**GIVEN EXERCISE:** Find each line in the following listing that has the string "name", then state the count and nothing else.

================================

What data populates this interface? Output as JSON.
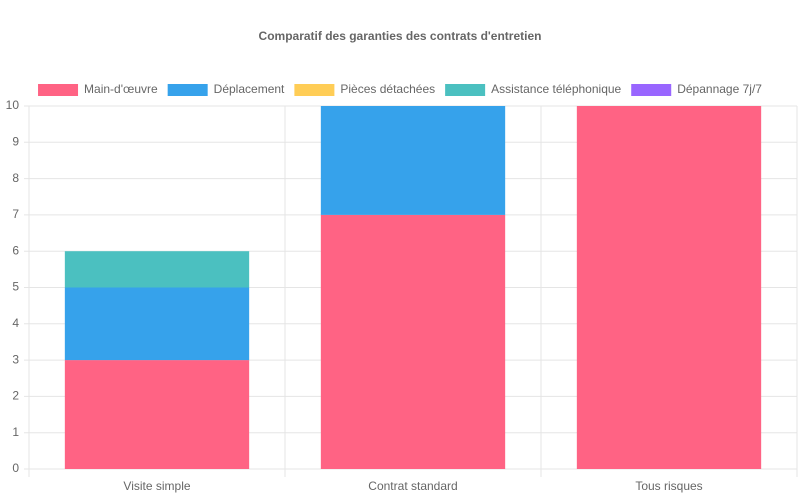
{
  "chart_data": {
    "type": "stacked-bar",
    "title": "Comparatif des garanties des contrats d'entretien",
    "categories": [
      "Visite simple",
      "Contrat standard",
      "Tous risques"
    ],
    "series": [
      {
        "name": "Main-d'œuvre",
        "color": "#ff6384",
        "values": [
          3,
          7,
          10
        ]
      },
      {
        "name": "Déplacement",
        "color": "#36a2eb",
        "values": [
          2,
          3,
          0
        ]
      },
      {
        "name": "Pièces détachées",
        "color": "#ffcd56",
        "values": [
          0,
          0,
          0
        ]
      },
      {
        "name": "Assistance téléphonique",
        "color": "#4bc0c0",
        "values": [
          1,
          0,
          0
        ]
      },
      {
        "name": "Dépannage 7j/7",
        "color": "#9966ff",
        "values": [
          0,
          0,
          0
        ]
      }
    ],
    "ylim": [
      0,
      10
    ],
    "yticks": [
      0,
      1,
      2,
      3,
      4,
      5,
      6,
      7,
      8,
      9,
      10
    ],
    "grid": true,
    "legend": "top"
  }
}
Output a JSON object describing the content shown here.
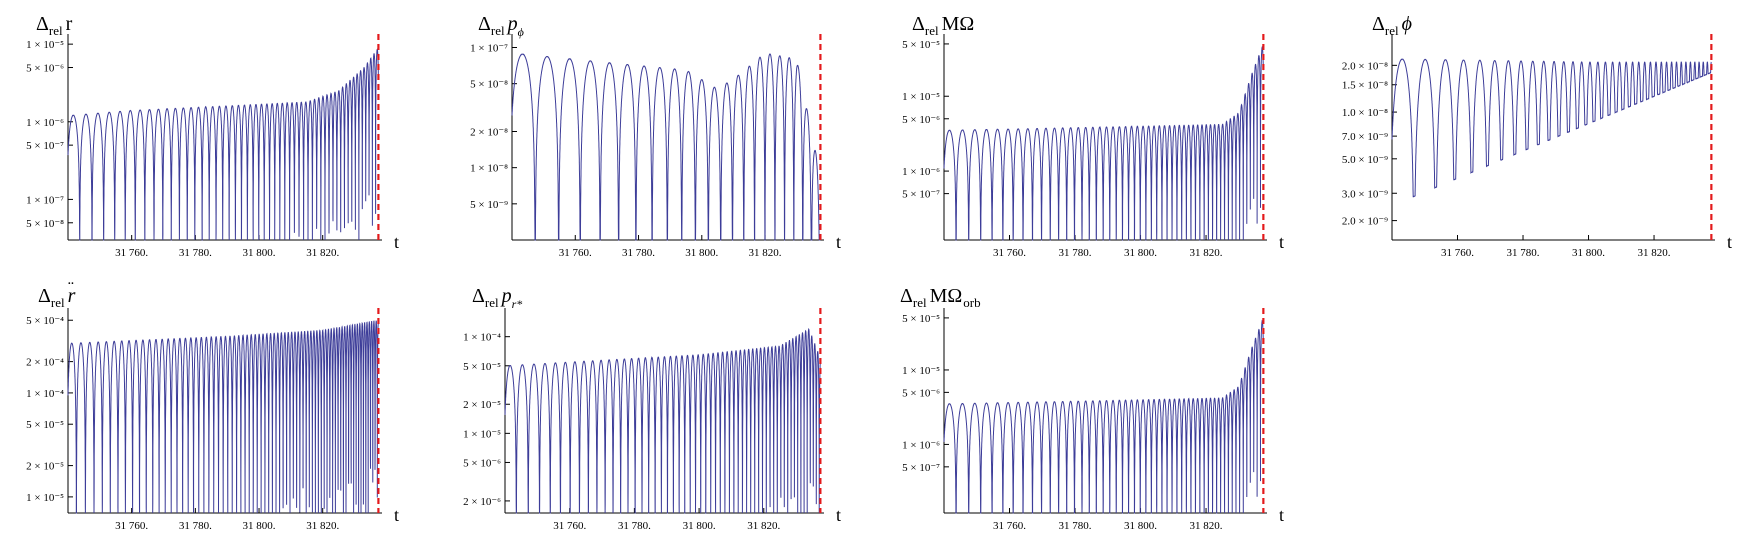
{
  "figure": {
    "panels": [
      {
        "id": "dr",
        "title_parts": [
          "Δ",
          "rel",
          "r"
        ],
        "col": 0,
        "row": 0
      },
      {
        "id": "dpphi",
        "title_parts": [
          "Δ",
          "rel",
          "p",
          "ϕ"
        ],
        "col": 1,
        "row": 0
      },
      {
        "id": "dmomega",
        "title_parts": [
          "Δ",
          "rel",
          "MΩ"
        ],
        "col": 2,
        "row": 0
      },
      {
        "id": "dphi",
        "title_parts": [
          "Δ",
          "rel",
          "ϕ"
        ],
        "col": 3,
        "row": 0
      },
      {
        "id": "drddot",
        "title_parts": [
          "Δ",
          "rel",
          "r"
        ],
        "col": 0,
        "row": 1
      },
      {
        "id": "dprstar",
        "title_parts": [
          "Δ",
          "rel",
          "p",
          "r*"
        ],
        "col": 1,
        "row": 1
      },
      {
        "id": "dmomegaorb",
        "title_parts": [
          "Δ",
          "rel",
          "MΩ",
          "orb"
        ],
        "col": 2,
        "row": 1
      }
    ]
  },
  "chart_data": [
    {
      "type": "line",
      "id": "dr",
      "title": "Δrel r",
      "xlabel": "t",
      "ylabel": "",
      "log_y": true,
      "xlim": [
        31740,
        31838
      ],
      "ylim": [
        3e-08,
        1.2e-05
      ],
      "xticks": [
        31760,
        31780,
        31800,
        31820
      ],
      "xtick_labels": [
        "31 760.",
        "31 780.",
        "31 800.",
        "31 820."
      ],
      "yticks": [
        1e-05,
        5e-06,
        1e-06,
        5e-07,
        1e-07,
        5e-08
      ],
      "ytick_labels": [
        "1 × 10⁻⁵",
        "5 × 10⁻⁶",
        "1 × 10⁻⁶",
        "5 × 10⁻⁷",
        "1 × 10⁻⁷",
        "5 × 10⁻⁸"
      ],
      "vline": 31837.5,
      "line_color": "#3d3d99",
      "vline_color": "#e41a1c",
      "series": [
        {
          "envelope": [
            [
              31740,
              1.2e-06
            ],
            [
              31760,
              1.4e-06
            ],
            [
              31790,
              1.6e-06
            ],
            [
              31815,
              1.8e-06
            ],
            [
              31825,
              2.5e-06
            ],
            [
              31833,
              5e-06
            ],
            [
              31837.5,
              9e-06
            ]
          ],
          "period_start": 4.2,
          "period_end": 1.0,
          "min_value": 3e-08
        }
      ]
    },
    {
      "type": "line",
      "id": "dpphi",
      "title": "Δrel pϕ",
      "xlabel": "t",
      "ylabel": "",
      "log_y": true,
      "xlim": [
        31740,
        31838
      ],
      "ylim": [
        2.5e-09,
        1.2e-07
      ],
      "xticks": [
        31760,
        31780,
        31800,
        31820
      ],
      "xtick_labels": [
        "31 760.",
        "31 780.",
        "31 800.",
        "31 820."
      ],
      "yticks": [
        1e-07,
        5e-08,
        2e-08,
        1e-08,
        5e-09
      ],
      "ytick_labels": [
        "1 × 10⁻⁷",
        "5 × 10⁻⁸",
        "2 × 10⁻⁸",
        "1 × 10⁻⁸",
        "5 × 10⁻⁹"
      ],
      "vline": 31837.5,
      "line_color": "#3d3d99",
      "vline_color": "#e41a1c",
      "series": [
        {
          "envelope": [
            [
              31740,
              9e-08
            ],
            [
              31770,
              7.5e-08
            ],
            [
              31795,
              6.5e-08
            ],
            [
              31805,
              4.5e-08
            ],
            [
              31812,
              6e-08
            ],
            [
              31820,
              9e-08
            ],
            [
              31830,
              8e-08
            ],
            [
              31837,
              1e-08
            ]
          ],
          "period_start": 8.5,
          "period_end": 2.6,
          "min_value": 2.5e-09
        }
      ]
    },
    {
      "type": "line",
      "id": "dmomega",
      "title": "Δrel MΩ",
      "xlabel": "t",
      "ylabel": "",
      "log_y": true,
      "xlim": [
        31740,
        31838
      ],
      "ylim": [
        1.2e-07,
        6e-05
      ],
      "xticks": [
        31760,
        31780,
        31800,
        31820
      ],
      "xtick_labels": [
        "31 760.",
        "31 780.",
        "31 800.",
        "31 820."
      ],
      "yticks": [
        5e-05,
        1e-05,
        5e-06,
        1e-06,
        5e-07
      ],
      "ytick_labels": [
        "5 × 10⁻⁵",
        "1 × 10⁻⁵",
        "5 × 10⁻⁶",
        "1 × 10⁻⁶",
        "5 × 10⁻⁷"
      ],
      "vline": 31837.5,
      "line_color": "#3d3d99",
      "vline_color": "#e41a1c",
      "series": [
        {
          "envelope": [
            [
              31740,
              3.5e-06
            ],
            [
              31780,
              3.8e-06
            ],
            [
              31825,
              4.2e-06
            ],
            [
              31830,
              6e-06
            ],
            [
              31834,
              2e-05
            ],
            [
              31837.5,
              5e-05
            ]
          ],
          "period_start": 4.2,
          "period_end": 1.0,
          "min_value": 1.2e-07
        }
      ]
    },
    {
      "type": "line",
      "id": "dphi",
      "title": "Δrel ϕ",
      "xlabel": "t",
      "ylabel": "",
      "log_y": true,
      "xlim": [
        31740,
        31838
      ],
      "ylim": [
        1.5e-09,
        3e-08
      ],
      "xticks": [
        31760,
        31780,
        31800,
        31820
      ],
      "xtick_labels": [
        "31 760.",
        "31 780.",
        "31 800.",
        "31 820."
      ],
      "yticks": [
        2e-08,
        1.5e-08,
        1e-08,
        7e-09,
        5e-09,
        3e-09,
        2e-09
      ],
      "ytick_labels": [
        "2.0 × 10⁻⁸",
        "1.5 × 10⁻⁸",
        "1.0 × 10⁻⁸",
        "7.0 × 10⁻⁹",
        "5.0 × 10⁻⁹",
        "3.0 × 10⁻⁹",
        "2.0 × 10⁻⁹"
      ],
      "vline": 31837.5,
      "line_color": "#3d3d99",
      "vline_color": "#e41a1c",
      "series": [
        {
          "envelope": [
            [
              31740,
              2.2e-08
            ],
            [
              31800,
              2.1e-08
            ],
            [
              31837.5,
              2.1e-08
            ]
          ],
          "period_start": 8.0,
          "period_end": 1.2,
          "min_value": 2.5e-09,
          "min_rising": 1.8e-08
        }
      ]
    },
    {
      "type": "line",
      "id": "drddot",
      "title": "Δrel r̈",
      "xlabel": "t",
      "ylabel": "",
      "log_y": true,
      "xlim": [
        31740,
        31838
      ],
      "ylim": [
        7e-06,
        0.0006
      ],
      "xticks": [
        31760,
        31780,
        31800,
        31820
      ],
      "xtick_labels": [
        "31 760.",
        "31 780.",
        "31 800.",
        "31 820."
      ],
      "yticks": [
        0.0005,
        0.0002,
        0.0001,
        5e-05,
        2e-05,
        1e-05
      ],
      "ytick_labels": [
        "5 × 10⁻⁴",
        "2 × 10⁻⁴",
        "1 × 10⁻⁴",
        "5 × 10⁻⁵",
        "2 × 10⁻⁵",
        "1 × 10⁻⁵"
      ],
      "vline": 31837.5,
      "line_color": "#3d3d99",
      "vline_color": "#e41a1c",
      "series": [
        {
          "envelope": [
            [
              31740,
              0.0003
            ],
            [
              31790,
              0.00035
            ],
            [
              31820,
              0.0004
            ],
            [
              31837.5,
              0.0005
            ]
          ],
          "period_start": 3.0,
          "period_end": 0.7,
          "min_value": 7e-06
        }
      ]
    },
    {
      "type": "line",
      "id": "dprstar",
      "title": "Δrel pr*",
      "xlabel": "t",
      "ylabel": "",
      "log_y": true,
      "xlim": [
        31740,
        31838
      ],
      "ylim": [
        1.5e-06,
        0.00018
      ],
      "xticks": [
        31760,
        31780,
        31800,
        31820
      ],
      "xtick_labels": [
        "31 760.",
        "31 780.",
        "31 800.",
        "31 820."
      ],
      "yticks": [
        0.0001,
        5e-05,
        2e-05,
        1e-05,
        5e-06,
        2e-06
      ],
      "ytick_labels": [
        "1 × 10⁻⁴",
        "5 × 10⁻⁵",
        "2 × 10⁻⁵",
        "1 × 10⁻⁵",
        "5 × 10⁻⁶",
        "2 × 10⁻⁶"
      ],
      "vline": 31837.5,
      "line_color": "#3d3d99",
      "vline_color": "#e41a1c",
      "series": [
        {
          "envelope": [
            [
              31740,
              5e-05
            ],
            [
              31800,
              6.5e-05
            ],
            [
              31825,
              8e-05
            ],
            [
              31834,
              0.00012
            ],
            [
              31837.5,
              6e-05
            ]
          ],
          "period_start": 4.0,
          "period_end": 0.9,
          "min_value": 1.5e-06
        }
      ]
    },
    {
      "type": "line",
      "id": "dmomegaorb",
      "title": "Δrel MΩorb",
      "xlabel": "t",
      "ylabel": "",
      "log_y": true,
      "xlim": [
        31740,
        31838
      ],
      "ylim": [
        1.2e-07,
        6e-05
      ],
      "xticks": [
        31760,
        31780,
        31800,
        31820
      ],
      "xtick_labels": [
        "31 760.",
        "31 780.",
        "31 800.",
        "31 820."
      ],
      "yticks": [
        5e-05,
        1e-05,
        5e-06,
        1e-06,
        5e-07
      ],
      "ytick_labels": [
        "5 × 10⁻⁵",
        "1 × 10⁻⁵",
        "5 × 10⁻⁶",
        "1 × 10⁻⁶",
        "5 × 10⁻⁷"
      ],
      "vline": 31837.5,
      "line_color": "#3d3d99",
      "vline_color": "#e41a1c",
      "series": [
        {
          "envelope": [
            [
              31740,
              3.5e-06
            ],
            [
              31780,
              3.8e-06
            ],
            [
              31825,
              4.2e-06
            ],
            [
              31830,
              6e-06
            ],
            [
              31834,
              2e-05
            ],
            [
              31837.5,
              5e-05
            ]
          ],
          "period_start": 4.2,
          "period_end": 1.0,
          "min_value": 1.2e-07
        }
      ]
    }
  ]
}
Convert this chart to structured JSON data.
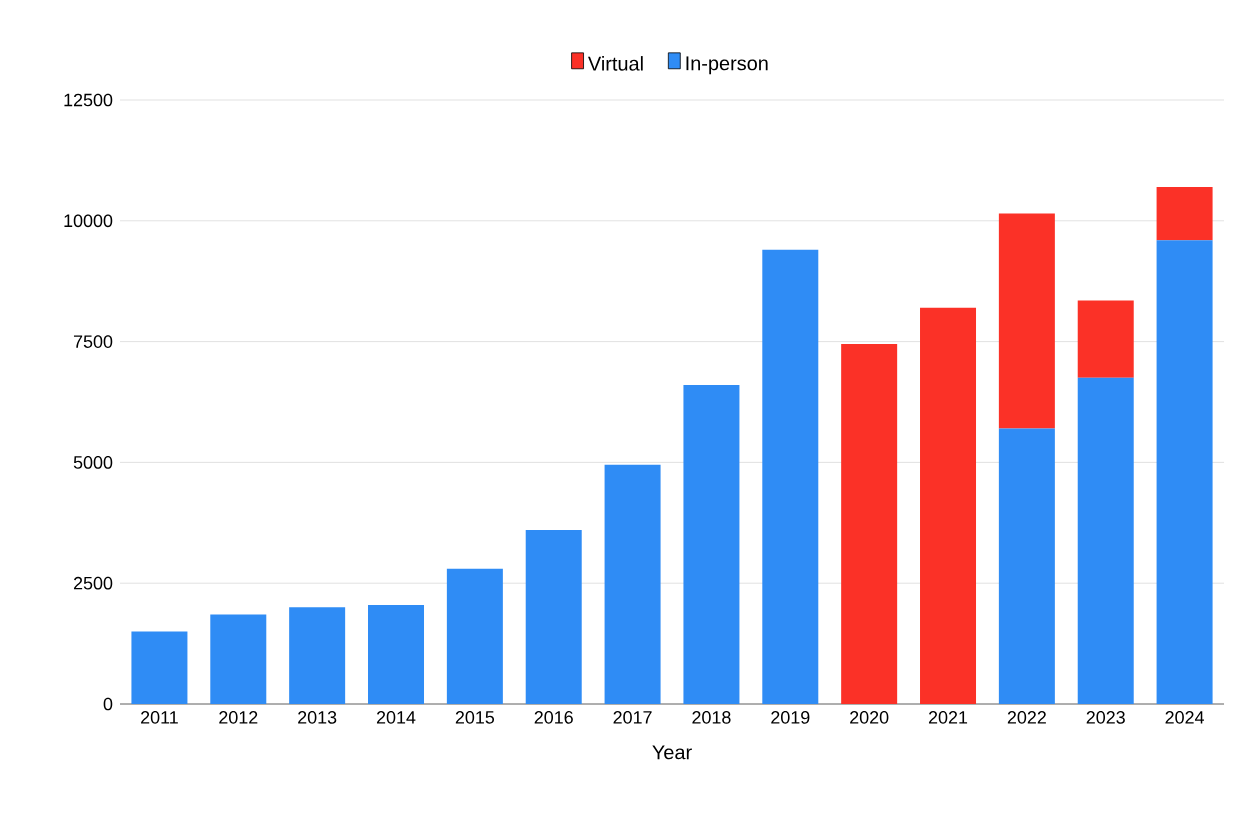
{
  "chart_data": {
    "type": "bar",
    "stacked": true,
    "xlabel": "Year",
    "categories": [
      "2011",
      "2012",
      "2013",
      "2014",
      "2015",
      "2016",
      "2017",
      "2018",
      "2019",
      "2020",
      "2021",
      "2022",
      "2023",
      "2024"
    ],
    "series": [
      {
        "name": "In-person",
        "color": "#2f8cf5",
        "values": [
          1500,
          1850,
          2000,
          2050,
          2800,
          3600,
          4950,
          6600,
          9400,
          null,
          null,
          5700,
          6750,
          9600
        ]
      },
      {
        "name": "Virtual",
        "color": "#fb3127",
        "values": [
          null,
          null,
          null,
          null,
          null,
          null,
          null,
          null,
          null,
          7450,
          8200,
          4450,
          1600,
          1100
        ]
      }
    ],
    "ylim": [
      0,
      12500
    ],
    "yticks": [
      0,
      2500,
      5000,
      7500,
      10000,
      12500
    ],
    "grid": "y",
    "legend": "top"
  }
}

================================

**SOLUTION TO THIS PROBLEM:** 7